### Aim of the task
From the listing below, extract every line containing "Generations".

### Material shown
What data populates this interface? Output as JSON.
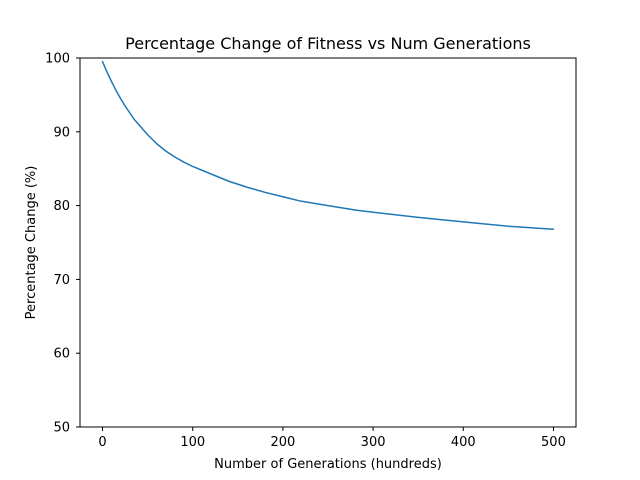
{
  "chart_data": {
    "type": "line",
    "title": "Percentage Change of Fitness vs Num Generations",
    "xlabel": "Number of Generations (hundreds)",
    "ylabel": "Percentage Change (%)",
    "xlim": [
      -25,
      525
    ],
    "ylim": [
      50,
      100
    ],
    "x_ticks": [
      0,
      100,
      200,
      300,
      400,
      500
    ],
    "y_ticks": [
      50,
      60,
      70,
      80,
      90,
      100
    ],
    "x_tick_labels": [
      "0",
      "100",
      "200",
      "300",
      "400",
      "500"
    ],
    "y_tick_labels": [
      "50",
      "60",
      "70",
      "80",
      "90",
      "100"
    ],
    "grid": false,
    "series": [
      {
        "color": "#1f77b4",
        "x": [
          0,
          5,
          10,
          15,
          20,
          25,
          30,
          35,
          40,
          45,
          50,
          60,
          70,
          80,
          90,
          100,
          120,
          140,
          160,
          180,
          200,
          220,
          250,
          280,
          300,
          350,
          400,
          450,
          500
        ],
        "y": [
          99.5,
          98.1,
          96.8,
          95.6,
          94.5,
          93.5,
          92.6,
          91.7,
          91.0,
          90.3,
          89.6,
          88.4,
          87.4,
          86.6,
          85.9,
          85.3,
          84.3,
          83.3,
          82.5,
          81.8,
          81.2,
          80.6,
          80.0,
          79.4,
          79.1,
          78.4,
          77.8,
          77.2,
          76.8
        ]
      }
    ]
  }
}
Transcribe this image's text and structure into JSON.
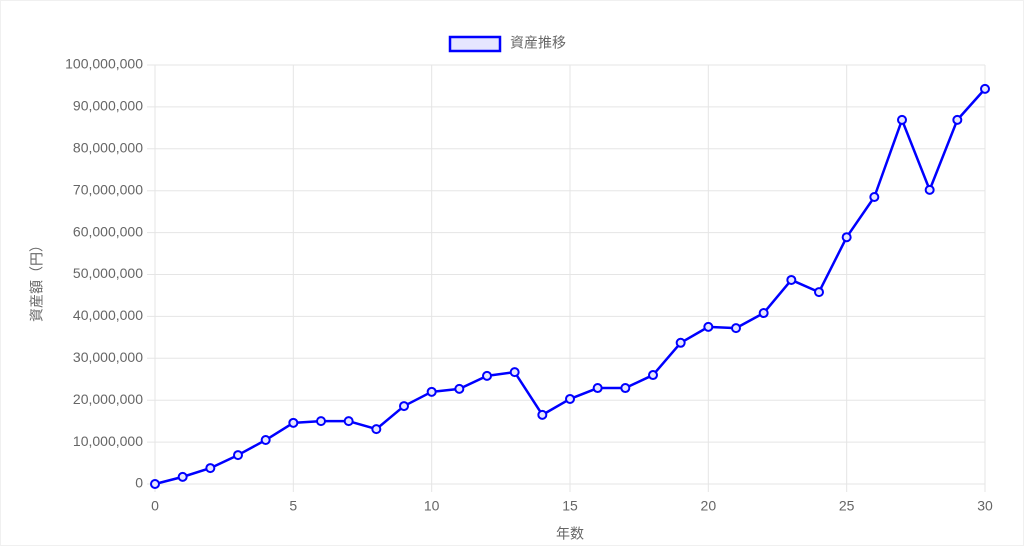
{
  "chart_data": {
    "type": "line",
    "legend_position": "top",
    "xlabel": "年数",
    "ylabel": "資産額（円）",
    "x": [
      0,
      1,
      2,
      3,
      4,
      5,
      6,
      7,
      8,
      9,
      10,
      11,
      12,
      13,
      14,
      15,
      16,
      17,
      18,
      19,
      20,
      21,
      22,
      23,
      24,
      25,
      26,
      27,
      28,
      29,
      30
    ],
    "series": [
      {
        "name": "資産推移",
        "color": "#0000ff",
        "values": [
          0,
          1700000,
          3800000,
          6900000,
          10500000,
          14600000,
          15000000,
          15000000,
          13100000,
          18600000,
          22000000,
          22700000,
          25800000,
          26700000,
          16500000,
          20300000,
          22900000,
          22900000,
          26000000,
          33700000,
          37500000,
          37200000,
          40800000,
          48700000,
          45800000,
          58900000,
          68500000,
          86900000,
          70200000,
          86900000,
          94300000
        ]
      }
    ],
    "xlim": [
      0,
      30
    ],
    "xticks": [
      0,
      5,
      10,
      15,
      20,
      25,
      30
    ],
    "ylim": [
      0,
      100000000
    ],
    "yticks": [
      0,
      {
        "value": 10000000,
        "label": "10,000,000"
      },
      {
        "value": 20000000,
        "label": "20,000,000"
      },
      {
        "value": 30000000,
        "label": "30,000,000"
      },
      {
        "value": 40000000,
        "label": "40,000,000"
      },
      {
        "value": 50000000,
        "label": "50,000,000"
      },
      {
        "value": 60000000,
        "label": "60,000,000"
      },
      {
        "value": 70000000,
        "label": "70,000,000"
      },
      {
        "value": 80000000,
        "label": "80,000,000"
      },
      {
        "value": 90000000,
        "label": "90,000,000"
      },
      {
        "value": 100000000,
        "label": "100,000,000"
      }
    ],
    "grid": true
  }
}
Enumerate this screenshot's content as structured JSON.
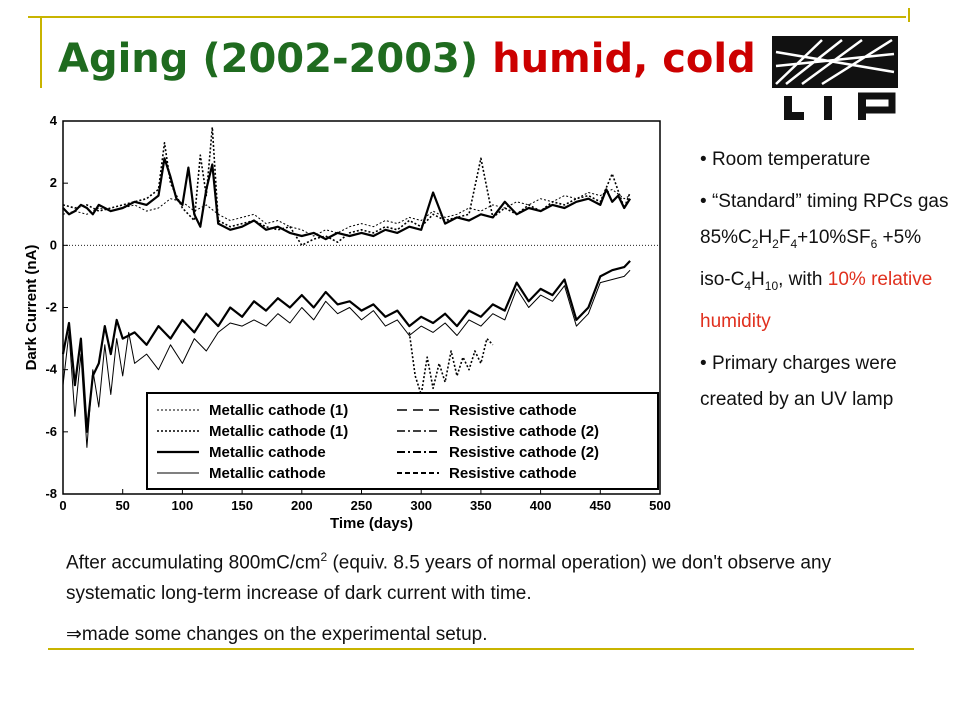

### Task answer
    "title": "Percentage Change of Fitness vs Num Generations",
    "xlabel": "Number of Generations (hundreds)",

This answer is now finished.